- What is being asked -
Pull each line holding the word "source" from the data.

Dataset entries on figures
— Start —

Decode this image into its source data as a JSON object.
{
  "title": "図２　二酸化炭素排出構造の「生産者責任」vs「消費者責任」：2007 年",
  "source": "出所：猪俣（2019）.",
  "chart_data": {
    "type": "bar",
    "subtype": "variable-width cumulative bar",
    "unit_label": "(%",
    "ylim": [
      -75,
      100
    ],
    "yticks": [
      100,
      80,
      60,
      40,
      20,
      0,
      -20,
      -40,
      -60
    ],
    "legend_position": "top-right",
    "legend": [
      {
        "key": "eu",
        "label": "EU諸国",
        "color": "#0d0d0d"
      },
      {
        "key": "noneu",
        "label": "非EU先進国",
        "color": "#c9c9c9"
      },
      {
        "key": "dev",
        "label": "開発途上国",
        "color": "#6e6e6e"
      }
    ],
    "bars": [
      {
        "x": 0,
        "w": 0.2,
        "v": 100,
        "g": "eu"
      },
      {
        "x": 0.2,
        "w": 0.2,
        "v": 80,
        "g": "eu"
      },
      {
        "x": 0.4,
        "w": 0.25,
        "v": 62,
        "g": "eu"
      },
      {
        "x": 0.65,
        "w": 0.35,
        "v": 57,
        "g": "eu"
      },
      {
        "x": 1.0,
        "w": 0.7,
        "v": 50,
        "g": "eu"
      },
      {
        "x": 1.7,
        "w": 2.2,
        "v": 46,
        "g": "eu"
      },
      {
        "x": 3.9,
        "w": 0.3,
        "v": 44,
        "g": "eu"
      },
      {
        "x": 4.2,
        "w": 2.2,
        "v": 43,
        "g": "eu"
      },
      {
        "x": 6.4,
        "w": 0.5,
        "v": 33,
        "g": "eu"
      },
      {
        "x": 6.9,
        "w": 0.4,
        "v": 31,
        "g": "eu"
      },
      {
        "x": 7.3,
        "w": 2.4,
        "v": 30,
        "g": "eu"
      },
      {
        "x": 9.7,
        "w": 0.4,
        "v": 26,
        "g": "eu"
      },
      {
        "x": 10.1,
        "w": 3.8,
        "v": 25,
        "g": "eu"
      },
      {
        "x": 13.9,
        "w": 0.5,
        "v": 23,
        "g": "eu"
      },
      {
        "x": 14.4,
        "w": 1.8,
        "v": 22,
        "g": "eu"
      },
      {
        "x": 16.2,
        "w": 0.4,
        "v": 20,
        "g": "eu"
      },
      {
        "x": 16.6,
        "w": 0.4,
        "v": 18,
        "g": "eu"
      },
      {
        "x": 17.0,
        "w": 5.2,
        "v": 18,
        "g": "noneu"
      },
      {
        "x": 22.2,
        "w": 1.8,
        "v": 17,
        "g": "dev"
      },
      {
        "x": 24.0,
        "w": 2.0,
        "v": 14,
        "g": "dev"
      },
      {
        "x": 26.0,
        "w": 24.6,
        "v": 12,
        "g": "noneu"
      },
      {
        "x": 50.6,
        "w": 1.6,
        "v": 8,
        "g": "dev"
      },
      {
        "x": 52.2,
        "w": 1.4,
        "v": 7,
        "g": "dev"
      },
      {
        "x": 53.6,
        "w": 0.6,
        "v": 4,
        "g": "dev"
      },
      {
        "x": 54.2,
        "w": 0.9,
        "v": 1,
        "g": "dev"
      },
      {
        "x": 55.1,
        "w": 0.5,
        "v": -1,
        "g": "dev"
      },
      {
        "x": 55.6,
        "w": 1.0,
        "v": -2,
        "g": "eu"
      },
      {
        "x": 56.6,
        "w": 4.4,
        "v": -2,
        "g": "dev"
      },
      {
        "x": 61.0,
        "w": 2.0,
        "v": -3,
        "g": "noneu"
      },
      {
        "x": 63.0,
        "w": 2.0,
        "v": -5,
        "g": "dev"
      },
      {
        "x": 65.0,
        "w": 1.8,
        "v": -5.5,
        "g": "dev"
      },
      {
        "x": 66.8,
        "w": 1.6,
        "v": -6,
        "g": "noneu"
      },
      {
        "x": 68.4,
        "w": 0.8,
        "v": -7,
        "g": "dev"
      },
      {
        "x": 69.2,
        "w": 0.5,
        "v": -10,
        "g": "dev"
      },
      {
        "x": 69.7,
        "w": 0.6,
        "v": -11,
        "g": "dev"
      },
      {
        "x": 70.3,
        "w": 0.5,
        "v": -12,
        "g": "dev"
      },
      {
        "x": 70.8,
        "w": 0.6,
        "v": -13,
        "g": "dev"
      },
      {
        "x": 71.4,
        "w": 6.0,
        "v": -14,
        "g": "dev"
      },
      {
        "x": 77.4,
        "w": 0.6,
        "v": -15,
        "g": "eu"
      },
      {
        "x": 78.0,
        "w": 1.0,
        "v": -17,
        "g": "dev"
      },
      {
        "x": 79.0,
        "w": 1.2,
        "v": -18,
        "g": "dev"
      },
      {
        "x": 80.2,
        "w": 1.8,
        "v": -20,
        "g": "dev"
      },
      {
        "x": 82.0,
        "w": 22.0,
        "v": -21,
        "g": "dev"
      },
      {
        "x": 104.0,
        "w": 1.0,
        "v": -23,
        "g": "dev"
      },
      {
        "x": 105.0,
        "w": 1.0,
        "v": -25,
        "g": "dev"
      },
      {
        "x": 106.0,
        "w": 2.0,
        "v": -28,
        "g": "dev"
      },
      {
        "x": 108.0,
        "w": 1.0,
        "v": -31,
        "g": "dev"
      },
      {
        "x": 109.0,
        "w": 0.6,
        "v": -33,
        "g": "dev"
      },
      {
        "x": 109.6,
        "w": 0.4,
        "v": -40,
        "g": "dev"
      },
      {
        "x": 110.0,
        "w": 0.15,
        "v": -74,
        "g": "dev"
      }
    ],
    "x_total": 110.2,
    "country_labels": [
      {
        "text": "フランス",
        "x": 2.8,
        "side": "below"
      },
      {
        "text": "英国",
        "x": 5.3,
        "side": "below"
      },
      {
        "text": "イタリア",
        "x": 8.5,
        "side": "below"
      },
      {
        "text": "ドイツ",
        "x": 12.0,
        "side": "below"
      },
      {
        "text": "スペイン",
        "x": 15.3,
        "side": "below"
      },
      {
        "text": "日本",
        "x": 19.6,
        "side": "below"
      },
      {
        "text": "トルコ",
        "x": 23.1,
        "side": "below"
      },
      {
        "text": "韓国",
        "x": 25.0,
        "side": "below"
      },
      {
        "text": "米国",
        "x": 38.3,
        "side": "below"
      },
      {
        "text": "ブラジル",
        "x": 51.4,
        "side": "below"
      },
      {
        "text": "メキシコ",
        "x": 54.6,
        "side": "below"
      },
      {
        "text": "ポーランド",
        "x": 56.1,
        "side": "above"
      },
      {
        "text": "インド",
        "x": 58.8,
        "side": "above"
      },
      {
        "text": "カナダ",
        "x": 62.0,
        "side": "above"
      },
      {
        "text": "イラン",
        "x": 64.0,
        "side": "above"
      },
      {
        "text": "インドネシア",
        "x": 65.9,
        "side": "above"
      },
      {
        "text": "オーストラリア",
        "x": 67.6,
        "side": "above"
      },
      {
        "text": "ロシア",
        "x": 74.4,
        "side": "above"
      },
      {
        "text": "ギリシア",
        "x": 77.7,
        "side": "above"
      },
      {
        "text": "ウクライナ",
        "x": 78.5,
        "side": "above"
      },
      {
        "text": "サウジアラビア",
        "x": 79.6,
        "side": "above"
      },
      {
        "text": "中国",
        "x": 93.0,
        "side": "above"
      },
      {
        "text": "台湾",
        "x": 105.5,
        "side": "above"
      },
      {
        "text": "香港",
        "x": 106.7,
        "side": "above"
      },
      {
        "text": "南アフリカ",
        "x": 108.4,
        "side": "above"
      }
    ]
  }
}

— End —

- Complete output -
Decode this image into its source data as a JSON object.
  "source": "出所：猪俣（2019）.",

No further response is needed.